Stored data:
------------------------------

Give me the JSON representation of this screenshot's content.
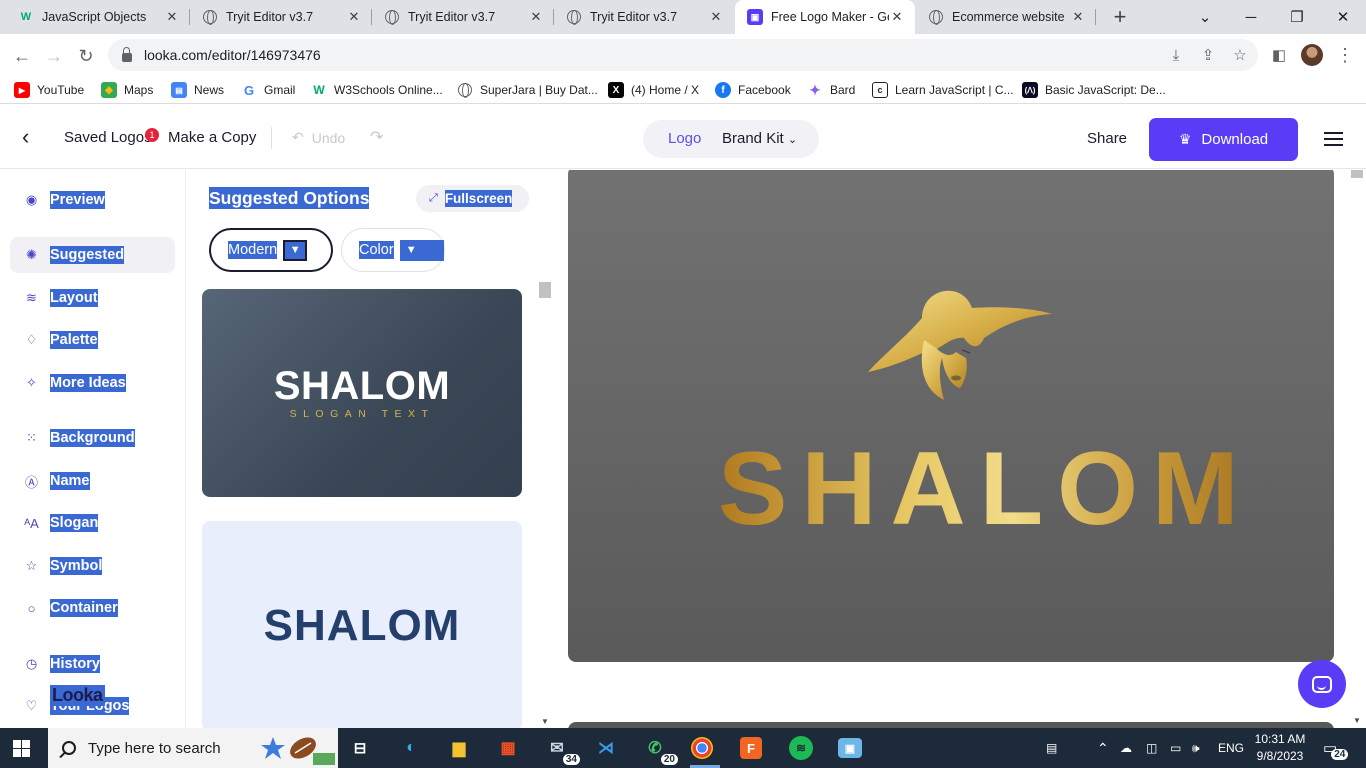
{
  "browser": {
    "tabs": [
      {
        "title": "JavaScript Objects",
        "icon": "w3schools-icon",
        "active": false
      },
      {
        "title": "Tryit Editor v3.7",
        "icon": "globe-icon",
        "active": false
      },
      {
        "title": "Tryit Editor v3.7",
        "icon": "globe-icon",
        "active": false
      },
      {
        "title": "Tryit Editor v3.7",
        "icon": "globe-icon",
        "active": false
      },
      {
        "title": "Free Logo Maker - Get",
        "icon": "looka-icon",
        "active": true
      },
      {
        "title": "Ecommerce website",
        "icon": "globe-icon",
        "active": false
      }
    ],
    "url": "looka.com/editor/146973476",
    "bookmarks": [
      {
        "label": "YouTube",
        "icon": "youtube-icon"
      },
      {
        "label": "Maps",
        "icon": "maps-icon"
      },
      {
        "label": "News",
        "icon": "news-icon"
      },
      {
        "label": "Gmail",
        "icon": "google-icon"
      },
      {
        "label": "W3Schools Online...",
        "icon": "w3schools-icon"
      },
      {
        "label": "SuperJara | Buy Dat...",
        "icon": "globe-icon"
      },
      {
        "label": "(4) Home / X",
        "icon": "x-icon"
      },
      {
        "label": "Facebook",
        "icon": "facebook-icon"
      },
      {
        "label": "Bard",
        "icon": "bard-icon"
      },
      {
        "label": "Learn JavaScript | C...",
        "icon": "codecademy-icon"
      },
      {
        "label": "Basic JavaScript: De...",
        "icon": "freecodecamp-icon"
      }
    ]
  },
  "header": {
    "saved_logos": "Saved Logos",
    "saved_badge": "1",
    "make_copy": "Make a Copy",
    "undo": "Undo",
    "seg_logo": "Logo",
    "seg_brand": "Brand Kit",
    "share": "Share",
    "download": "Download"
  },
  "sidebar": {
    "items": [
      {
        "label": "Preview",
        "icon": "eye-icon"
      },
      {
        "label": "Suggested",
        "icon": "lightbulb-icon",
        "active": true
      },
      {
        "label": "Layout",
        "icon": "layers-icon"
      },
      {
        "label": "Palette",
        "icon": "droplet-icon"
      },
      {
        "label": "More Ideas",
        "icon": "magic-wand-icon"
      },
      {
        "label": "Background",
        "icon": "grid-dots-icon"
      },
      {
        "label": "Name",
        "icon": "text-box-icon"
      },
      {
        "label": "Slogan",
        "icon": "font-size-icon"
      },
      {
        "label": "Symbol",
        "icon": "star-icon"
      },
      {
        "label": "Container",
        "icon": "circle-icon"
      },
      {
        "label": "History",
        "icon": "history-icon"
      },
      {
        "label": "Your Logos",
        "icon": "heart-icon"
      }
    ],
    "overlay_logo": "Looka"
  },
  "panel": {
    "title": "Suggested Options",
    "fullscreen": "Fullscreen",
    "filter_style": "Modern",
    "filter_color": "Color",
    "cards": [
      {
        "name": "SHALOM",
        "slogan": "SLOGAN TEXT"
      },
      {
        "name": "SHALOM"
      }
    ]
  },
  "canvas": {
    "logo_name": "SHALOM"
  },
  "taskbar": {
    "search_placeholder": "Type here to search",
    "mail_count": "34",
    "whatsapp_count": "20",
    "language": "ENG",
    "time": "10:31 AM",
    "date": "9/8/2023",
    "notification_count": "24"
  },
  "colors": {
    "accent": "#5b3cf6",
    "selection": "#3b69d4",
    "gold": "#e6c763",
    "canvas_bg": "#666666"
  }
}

------------------------------

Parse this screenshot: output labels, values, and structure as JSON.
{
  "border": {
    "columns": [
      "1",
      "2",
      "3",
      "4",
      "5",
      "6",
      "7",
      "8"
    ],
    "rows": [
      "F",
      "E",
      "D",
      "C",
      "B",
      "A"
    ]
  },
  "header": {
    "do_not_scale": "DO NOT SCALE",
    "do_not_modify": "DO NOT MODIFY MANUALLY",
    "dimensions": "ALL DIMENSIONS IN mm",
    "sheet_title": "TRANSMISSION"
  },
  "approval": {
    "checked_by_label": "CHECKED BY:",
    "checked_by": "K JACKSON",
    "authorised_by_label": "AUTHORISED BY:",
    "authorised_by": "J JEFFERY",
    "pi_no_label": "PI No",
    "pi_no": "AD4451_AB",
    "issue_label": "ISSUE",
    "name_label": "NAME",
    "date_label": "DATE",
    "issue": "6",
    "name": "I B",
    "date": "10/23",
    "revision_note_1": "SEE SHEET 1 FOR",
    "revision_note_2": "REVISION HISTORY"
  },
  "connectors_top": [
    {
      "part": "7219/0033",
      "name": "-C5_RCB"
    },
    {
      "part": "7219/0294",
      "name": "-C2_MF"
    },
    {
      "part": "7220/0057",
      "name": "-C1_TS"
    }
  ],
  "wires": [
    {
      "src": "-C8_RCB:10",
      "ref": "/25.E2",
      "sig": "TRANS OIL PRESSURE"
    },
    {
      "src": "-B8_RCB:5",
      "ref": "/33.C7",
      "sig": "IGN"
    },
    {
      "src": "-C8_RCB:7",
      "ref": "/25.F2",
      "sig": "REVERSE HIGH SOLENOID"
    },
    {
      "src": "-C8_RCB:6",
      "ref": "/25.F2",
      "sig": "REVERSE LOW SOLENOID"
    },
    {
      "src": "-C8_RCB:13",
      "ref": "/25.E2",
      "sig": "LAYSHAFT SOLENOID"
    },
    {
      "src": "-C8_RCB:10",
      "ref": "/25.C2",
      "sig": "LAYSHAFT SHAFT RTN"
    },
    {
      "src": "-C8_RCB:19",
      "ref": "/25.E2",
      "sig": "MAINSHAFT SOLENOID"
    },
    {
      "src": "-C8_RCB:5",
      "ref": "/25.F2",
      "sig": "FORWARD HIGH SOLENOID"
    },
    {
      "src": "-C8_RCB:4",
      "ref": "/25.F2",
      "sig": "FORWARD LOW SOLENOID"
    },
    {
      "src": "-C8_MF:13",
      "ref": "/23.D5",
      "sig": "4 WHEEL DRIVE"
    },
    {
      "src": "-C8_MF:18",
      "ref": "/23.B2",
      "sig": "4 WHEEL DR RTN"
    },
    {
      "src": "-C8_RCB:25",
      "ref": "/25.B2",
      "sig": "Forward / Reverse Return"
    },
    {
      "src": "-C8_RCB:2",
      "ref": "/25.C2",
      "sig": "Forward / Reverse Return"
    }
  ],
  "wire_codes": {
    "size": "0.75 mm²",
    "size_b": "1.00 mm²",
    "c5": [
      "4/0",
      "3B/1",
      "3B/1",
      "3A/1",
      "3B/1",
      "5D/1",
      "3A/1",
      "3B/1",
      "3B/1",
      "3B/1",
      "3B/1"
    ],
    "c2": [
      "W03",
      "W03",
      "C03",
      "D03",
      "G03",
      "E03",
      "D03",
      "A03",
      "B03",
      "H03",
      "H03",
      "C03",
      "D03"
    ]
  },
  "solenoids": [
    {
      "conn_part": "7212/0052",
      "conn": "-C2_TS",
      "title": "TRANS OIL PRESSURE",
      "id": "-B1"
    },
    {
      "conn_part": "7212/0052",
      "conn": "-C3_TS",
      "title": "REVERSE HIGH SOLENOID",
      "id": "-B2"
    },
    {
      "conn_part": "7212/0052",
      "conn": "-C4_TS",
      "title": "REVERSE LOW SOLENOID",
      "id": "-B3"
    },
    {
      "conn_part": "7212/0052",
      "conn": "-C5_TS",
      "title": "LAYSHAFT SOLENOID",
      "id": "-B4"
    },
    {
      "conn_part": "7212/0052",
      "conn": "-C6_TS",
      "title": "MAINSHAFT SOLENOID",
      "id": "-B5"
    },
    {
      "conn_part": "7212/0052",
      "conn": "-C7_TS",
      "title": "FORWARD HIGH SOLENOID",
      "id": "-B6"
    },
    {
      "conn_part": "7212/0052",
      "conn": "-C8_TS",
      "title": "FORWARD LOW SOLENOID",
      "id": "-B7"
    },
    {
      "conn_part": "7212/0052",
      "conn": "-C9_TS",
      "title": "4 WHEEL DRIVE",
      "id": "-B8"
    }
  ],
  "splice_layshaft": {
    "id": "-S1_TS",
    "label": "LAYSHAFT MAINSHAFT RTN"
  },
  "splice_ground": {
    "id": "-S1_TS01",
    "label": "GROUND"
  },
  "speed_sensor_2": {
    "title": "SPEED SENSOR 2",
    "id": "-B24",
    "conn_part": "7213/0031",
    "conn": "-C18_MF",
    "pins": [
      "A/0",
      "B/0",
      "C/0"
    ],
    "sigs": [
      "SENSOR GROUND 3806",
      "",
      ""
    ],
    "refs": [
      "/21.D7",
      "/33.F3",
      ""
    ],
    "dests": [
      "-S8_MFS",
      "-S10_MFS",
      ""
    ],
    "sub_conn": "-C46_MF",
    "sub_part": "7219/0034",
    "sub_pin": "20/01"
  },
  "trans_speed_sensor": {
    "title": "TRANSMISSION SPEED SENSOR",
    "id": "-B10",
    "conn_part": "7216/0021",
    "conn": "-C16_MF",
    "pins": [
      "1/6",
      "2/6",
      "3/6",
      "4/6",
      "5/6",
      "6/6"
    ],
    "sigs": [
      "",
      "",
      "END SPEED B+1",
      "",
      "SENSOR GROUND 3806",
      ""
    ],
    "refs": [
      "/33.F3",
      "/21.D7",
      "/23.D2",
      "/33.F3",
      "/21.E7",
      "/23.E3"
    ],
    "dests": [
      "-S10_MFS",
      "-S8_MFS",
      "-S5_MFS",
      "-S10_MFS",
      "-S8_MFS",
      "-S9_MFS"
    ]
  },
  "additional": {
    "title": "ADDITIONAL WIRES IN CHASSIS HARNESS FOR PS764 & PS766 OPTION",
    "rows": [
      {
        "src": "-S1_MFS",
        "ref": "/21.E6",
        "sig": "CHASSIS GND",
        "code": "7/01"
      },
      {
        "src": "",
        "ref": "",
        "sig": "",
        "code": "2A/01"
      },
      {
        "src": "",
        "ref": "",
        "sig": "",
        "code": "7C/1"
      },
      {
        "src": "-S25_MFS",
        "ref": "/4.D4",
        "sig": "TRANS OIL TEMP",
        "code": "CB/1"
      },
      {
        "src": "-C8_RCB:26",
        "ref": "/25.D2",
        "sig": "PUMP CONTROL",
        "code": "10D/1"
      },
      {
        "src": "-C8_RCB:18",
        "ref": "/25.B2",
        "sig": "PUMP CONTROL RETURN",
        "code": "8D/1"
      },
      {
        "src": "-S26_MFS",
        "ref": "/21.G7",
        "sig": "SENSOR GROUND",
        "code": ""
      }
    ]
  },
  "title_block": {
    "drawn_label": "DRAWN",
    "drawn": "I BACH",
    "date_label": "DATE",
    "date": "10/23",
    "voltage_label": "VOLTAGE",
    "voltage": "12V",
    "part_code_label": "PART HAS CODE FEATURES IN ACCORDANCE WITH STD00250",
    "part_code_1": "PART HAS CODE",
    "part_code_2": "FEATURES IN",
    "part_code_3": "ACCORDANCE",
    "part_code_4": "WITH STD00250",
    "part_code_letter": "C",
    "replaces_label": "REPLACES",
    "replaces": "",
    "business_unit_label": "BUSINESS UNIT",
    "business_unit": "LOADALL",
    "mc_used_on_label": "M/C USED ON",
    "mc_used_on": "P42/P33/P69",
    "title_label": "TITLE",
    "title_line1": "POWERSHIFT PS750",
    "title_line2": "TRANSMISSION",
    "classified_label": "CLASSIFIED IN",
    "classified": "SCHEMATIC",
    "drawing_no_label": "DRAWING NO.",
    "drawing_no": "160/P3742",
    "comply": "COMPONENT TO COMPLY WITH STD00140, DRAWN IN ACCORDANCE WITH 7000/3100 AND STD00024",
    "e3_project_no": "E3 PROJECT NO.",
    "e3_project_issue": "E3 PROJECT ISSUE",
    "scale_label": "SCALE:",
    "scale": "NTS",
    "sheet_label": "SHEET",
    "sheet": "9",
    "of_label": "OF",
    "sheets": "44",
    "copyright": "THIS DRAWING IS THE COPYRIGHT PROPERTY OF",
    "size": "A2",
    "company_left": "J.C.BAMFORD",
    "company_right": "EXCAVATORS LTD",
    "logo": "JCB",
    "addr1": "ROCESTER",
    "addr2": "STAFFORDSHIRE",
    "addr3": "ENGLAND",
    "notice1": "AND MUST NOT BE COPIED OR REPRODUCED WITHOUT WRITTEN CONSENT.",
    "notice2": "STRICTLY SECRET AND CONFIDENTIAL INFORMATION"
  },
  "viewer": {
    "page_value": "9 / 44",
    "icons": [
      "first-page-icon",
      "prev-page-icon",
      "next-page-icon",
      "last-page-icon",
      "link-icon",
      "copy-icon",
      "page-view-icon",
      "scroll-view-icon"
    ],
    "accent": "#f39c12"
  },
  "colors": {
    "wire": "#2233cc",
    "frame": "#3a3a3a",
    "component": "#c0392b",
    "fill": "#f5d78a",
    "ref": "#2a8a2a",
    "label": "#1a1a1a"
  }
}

------------------------------

• _Task to complete_
Determine how many lines of this listing contain "ACCORDANCE", and give only the number.

• _Complete output_
3